Start Supplied records
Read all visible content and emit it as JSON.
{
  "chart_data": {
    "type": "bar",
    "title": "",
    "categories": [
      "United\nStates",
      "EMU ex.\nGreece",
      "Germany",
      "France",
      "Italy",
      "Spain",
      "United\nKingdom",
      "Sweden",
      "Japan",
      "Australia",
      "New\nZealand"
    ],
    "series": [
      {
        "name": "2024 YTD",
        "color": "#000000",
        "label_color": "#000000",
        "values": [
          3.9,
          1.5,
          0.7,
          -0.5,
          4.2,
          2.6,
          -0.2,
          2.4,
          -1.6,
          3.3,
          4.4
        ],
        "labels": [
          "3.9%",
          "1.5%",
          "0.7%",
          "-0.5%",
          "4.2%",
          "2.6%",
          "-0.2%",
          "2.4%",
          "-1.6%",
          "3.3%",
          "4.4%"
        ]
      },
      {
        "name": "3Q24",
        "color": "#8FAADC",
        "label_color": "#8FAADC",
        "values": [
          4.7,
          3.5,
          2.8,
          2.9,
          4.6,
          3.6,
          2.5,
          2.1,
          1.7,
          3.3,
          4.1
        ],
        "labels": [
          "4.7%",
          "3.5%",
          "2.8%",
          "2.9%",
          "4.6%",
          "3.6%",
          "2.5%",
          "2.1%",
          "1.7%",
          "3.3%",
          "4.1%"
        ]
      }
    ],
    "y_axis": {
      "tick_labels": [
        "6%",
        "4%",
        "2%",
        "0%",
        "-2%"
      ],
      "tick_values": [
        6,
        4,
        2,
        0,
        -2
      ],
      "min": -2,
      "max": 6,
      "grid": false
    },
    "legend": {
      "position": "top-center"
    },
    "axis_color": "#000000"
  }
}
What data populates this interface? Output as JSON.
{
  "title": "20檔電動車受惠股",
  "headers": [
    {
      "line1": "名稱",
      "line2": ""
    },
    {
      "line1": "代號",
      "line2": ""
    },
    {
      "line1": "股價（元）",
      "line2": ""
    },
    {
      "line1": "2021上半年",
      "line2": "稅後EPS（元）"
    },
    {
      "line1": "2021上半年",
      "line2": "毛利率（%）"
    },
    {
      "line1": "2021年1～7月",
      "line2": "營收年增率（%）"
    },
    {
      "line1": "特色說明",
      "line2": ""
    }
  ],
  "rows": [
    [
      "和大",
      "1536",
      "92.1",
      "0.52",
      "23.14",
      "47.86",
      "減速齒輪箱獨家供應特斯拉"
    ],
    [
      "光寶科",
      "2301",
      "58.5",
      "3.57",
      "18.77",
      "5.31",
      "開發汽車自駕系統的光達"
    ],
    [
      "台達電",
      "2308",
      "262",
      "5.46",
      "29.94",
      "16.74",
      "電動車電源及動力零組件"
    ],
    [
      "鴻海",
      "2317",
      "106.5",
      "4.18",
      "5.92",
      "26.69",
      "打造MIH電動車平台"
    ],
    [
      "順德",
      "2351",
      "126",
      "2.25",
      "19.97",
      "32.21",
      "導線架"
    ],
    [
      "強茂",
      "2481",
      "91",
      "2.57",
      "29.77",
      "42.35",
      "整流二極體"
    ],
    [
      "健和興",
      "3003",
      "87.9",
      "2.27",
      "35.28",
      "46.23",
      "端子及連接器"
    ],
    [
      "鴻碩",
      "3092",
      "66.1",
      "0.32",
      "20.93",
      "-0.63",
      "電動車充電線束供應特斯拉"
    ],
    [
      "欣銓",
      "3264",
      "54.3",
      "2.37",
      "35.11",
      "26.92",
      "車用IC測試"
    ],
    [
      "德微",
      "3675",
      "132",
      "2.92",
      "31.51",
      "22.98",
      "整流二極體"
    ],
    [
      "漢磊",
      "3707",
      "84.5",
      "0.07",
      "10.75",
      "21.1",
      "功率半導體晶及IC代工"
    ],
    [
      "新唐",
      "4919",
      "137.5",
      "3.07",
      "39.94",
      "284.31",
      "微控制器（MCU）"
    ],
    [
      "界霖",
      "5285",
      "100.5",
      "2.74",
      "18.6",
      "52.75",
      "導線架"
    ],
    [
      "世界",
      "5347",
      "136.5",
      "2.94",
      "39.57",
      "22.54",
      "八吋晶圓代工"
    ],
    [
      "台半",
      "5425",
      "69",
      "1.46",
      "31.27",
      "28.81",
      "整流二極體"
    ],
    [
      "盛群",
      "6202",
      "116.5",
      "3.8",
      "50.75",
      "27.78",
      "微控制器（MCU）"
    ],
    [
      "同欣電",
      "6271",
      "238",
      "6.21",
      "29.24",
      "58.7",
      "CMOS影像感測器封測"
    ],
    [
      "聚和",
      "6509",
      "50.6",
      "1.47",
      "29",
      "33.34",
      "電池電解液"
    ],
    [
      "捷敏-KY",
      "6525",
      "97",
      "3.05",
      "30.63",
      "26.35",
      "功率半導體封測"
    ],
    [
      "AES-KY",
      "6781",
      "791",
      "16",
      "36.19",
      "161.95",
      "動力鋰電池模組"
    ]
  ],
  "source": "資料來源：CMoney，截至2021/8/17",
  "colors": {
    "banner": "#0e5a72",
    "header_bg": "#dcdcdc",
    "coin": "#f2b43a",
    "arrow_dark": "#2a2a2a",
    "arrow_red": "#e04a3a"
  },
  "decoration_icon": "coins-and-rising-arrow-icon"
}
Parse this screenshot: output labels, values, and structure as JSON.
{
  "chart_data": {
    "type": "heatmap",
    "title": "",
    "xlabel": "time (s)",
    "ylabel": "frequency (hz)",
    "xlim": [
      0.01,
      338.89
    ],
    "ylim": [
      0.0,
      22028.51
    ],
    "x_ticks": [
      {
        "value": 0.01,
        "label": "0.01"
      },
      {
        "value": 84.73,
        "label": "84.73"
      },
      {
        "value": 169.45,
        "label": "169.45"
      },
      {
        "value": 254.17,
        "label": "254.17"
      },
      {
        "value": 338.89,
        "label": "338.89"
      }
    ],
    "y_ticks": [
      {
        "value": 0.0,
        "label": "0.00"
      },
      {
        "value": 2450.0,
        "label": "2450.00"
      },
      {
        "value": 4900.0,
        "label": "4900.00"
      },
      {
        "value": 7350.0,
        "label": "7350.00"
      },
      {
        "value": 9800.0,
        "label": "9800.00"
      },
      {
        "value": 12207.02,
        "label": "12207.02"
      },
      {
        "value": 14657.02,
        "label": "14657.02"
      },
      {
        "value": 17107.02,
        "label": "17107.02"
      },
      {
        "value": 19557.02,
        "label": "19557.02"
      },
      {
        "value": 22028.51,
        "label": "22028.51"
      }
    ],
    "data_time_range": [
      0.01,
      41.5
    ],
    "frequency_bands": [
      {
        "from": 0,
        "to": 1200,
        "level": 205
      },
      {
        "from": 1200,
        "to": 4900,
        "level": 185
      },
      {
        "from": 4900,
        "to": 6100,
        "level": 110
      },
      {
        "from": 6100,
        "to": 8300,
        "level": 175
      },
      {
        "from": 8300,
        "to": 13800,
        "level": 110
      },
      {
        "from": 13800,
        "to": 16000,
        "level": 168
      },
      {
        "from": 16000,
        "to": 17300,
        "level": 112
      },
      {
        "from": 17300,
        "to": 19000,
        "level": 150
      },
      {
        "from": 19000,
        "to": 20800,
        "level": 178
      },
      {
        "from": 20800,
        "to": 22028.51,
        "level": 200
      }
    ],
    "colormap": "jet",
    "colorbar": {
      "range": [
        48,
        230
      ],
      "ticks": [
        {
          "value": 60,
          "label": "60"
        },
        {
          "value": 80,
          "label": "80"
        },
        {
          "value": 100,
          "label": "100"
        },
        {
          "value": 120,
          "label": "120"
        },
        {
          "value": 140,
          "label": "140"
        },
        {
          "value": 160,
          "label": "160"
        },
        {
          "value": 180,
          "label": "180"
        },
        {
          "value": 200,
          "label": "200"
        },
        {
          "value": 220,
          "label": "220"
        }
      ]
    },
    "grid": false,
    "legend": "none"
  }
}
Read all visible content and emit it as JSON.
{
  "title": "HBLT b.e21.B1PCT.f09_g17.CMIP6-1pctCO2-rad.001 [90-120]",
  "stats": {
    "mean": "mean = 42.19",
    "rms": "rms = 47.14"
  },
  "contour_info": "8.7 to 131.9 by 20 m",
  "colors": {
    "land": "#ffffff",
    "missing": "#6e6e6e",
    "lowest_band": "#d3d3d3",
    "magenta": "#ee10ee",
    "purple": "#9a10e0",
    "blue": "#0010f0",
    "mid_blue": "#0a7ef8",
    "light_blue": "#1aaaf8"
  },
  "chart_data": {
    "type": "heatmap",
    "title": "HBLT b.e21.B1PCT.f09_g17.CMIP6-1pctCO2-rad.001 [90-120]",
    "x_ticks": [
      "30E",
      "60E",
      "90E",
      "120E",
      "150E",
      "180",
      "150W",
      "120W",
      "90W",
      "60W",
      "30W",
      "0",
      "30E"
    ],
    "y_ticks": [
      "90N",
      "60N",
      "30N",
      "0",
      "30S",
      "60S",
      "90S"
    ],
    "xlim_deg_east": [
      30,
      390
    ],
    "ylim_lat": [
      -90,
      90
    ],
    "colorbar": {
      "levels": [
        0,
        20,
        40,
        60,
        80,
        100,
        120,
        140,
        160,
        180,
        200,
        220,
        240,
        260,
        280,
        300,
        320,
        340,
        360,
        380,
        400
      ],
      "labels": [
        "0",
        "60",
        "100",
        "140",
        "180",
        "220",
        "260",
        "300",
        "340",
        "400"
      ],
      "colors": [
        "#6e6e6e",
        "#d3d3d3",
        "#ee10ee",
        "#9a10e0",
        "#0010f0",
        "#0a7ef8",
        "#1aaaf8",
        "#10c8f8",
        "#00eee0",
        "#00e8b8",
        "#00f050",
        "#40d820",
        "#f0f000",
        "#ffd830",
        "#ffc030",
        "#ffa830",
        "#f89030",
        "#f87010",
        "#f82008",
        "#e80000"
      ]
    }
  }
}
End Supplied records
To be done
In the entries above, identify each line that includes the string "from", then copy it.

Answer to this task
        "from": 0,
        "from": 1200,
        "from": 4900,
        "from": 6100,
        "from": 8300,
        "from": 13800,
        "from": 16000,
        "from": 17300,
        "from": 19000,
        "from": 20800,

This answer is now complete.